* [Short task] Skip every image and restate the data word for word.

* [Given data]
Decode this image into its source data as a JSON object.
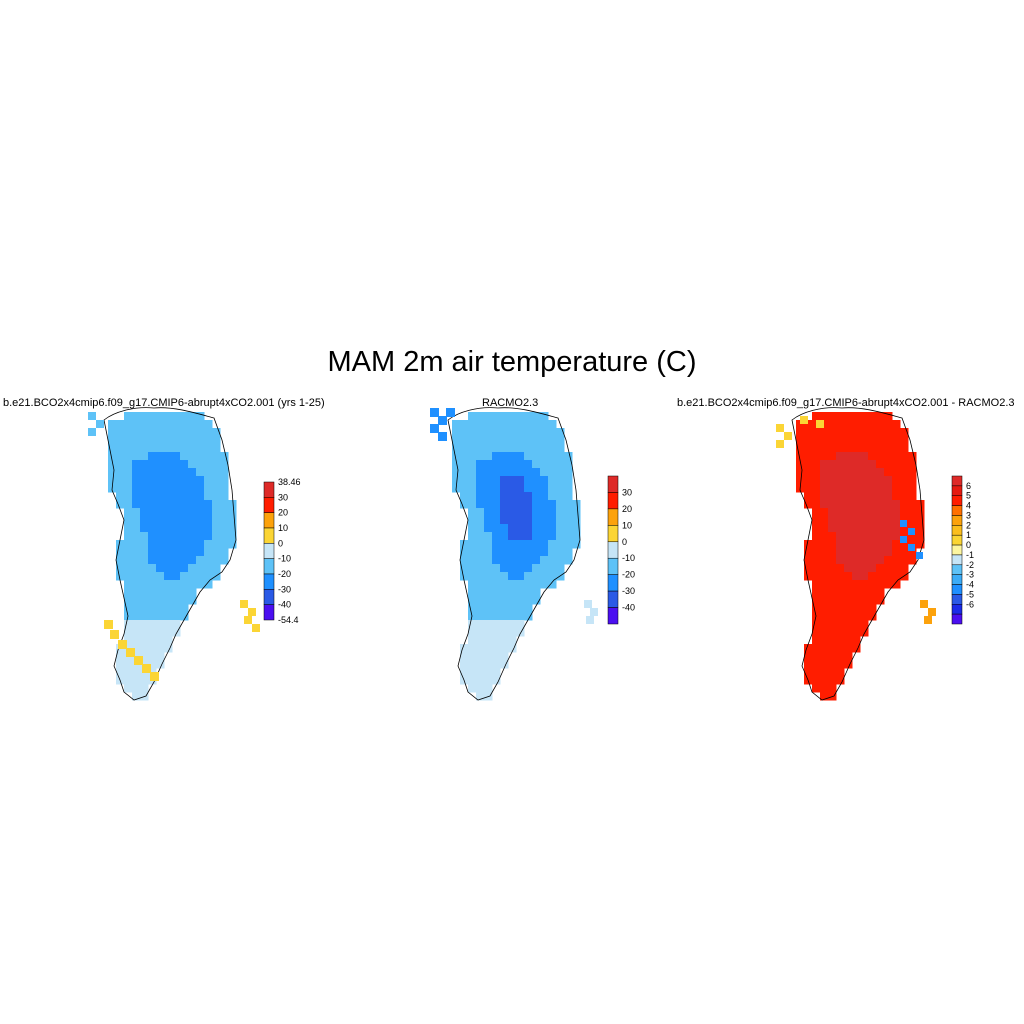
{
  "title": "MAM 2m air temperature (C)",
  "colors": {
    "ramp1": [
      "#4b0ff0",
      "#2a5ae6",
      "#1f90ff",
      "#5ec2f7",
      "#c6e5f7",
      "#fbd535",
      "#fca20c",
      "#ff1d00",
      "#de2a28"
    ],
    "ramp2": [
      "#4b0ff0",
      "#2a5ae6",
      "#1f90ff",
      "#5ec2f7",
      "#c6e5f7",
      "#fbd535",
      "#fca20c",
      "#ff1d00",
      "#de2a28"
    ],
    "ramp3": [
      "#4b0ff0",
      "#1b2be8",
      "#2a5ae6",
      "#1f90ff",
      "#3cacf7",
      "#5ec2f7",
      "#c6e5f7",
      "#fdf6a0",
      "#fbd535",
      "#fbbe1e",
      "#fca20c",
      "#ff7000",
      "#ff1d00",
      "#e61a10",
      "#de2a28"
    ]
  },
  "chart_data": [
    {
      "type": "heatmap",
      "title": "b.e21.BCO2x4cmip6.f09_g17.CMIP6-abrupt4xCO2.001 (yrs 1-25)",
      "colorbar": {
        "levels": [
          "38.46",
          "30",
          "20",
          "10",
          "0",
          "-10",
          "-20",
          "-30",
          "-40",
          "-54.4"
        ]
      },
      "legend_position": "right"
    },
    {
      "type": "heatmap",
      "title": "RACMO2.3",
      "colorbar": {
        "levels": [
          "30",
          "20",
          "10",
          "0",
          "-10",
          "-20",
          "-30",
          "-40"
        ]
      },
      "legend_position": "right"
    },
    {
      "type": "heatmap",
      "title": "b.e21.BCO2x4cmip6.f09_g17.CMIP6-abrupt4xCO2.001 - RACMO2.3",
      "colorbar": {
        "levels": [
          "6",
          "5",
          "4",
          "3",
          "2",
          "1",
          "0",
          "-1",
          "-2",
          "-3",
          "-4",
          "-5",
          "-6"
        ]
      },
      "legend_position": "right"
    }
  ]
}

* [Exercise answer]
Decode this image into its source data as a JSON object.
{
  "title": "MAM 2m air temperature (C)",
  "colors": {
    "ramp1": [
      "#4b0ff0",
      "#2a5ae6",
      "#1f90ff",
      "#5ec2f7",
      "#c6e5f7",
      "#fbd535",
      "#fca20c",
      "#ff1d00",
      "#de2a28"
    ],
    "ramp2": [
      "#4b0ff0",
      "#2a5ae6",
      "#1f90ff",
      "#5ec2f7",
      "#c6e5f7",
      "#fbd535",
      "#fca20c",
      "#ff1d00",
      "#de2a28"
    ],
    "ramp3": [
      "#4b0ff0",
      "#1b2be8",
      "#2a5ae6",
      "#1f90ff",
      "#3cacf7",
      "#5ec2f7",
      "#c6e5f7",
      "#fdf6a0",
      "#fbd535",
      "#fbbe1e",
      "#fca20c",
      "#ff7000",
      "#ff1d00",
      "#e61a10",
      "#de2a28"
    ]
  },
  "chart_data": [
    {
      "type": "heatmap",
      "title": "b.e21.BCO2x4cmip6.f09_g17.CMIP6-abrupt4xCO2.001 (yrs 1-25)",
      "colorbar": {
        "levels": [
          "38.46",
          "30",
          "20",
          "10",
          "0",
          "-10",
          "-20",
          "-30",
          "-40",
          "-54.4"
        ]
      },
      "legend_position": "right"
    },
    {
      "type": "heatmap",
      "title": "RACMO2.3",
      "colorbar": {
        "levels": [
          "30",
          "20",
          "10",
          "0",
          "-10",
          "-20",
          "-30",
          "-40"
        ]
      },
      "legend_position": "right"
    },
    {
      "type": "heatmap",
      "title": "b.e21.BCO2x4cmip6.f09_g17.CMIP6-abrupt4xCO2.001 - RACMO2.3",
      "colorbar": {
        "levels": [
          "6",
          "5",
          "4",
          "3",
          "2",
          "1",
          "0",
          "-1",
          "-2",
          "-3",
          "-4",
          "-5",
          "-6"
        ]
      },
      "legend_position": "right"
    }
  ]
}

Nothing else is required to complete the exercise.